### JOB
From the entries below, extract every line that includes the word "soluble".
══ EXTRACTED ENTRIES ══
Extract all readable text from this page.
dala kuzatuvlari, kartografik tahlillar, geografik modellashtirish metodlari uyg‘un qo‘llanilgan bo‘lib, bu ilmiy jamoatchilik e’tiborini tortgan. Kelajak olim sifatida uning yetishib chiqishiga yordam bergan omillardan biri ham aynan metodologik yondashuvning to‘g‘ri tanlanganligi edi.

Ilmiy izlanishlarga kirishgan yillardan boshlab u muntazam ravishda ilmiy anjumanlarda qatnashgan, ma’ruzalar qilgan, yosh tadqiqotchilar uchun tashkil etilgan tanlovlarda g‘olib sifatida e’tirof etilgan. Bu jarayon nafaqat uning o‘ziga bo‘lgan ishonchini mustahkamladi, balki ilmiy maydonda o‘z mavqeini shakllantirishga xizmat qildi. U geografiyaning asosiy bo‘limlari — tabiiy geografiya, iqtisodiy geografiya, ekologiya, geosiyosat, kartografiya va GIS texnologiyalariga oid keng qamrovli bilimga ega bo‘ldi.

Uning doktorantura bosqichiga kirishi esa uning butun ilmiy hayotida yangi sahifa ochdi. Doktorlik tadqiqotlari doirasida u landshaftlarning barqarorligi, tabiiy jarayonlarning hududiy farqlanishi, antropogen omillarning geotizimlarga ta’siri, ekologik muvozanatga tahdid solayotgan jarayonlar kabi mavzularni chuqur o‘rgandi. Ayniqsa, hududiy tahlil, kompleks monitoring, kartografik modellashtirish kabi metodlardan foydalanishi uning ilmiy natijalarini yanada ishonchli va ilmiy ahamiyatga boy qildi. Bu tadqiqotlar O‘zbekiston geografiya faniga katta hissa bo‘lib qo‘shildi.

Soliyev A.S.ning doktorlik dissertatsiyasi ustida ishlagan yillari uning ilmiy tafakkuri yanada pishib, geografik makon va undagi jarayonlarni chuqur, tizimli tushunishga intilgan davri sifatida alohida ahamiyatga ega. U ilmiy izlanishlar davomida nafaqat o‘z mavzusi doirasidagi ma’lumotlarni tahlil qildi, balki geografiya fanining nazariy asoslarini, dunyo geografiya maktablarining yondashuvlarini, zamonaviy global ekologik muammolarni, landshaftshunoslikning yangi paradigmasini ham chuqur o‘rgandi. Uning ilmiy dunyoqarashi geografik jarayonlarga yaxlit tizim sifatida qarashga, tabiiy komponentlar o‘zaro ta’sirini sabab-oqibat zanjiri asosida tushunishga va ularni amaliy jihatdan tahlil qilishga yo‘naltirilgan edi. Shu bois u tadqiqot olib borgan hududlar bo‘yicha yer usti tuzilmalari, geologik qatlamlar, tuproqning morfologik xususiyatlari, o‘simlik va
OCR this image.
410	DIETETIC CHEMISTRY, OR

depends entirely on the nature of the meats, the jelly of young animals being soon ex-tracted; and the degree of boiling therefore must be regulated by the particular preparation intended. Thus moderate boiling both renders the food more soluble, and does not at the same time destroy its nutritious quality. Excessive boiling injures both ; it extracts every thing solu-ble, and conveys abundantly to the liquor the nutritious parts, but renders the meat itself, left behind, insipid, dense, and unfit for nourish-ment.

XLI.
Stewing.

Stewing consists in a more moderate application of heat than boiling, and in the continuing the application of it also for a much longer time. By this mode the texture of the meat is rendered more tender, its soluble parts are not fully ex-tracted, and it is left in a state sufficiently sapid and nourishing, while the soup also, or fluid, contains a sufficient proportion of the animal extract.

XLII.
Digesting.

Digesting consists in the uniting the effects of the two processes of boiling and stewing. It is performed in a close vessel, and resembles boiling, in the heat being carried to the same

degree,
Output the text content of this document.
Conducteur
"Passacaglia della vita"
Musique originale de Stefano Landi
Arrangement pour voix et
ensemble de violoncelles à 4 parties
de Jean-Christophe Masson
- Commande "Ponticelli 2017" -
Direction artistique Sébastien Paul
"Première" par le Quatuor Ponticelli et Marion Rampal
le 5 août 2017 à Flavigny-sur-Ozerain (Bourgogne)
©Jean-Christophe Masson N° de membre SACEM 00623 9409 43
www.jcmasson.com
═══
### RESPONSE
depends entirely on the nature of the meats, the jelly of young animals being soon ex-tracted; and the degree of boiling therefore must be regulated by the particular preparation intended. Thus moderate boiling both renders the food more soluble, and does not at the same time destroy its nutritious quality. Excessive boiling injures both ; it extracts every thing solu-ble, and conveys abundantly to the liquor the nutritious parts, but renders the meat itself, left behind, insipid, dense, and unfit for nourish-ment.
Stewing consists in a more moderate application of heat than boiling, and in the continuing the application of it also for a much longer time. By this mode the texture of the meat is rendered more tender, its soluble parts are not fully ex-tracted, and it is left in a state sufficiently sapid and nourishing, while the soup also, or fluid, contains a sufficient proportion of the animal extract.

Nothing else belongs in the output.